▶ [WORK TO BE COMPLETED]:
Transcribe the entries that follow, word for word.

Collection entries:
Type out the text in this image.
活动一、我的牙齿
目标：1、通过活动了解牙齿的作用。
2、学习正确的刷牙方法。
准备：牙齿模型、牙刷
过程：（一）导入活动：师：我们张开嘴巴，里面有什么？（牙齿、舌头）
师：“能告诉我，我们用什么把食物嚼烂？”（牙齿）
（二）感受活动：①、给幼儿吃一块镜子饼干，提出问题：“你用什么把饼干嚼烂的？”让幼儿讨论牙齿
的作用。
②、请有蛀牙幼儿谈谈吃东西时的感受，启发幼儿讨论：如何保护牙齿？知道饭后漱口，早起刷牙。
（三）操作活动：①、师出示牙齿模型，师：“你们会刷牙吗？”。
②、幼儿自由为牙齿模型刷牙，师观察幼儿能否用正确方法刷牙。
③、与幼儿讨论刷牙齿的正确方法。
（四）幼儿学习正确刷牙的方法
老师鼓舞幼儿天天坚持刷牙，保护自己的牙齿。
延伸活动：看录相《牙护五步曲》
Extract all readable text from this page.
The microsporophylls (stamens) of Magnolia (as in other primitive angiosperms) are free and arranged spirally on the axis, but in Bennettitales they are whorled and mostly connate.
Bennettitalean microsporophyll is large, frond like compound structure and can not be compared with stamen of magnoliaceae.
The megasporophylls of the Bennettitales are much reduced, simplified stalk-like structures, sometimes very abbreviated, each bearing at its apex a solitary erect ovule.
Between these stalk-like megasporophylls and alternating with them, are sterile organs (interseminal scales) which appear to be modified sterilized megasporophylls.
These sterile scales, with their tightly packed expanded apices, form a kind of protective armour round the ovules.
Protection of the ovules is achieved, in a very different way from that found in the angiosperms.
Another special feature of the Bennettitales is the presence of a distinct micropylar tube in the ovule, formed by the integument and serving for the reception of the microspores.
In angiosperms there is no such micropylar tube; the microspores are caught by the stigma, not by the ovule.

▶ [COMPLETED TASK]:
Type out the text in this image.
活动一、我的牙齿
目标：1、通过活动了解牙齿的作用。
2、学习正确的刷牙方法。
准备：牙齿模型、牙刷
过程：（一）导入活动：师：我们张开嘴巴，里面有什么？（牙齿、舌头）
师：“能告诉我，我们用什么把食物嚼烂？”（牙齿）
（二）感受活动：①、给幼儿吃一块镜子饼干，提出问题：“你用什么把饼干嚼烂的？”让幼儿讨论牙齿
的作用。
②、请有蛀牙幼儿谈谈吃东西时的感受，启发幼儿讨论：如何保护牙齿？知道饭后漱口，早起刷牙。
（三）操作活动：①、师出示牙齿模型，师：“你们会刷牙吗？”。
②、幼儿自由为牙齿模型刷牙，师观察幼儿能否用正确方法刷牙。
③、与幼儿讨论刷牙齿的正确方法。
（四）幼儿学习正确刷牙的方法
老师鼓舞幼儿天天坚持刷牙，保护自己的牙齿。
延伸活动：看录相《牙护五步曲》
Extract all readable text from this page.
The microsporophylls (stamens) of Magnolia (as in other primitive angiosperms) are free and arranged spirally on the axis, but in Bennettitales they are whorled and mostly connate.
Bennettitalean microsporophyll is large, frond like compound structure and can not be compared with stamen of magnoliaceae.
The megasporophylls of the Bennettitales are much reduced, simplified stalk-like structures, sometimes very abbreviated, each bearing at its apex a solitary erect ovule.
Between these stalk-like megasporophylls and alternating with them, are sterile organs (interseminal scales) which appear to be modified sterilized megasporophylls.
These sterile scales, with their tightly packed expanded apices, form a kind of protective armour round the ovules.
Protection of the ovules is achieved, in a very different way from that found in the angiosperms.
Another special feature of the Bennettitales is the presence of a distinct micropylar tube in the ovule, formed by the integument and serving for the reception of the microspores.
In angiosperms there is no such micropylar tube; the microspores are caught by the stigma, not by the ovule.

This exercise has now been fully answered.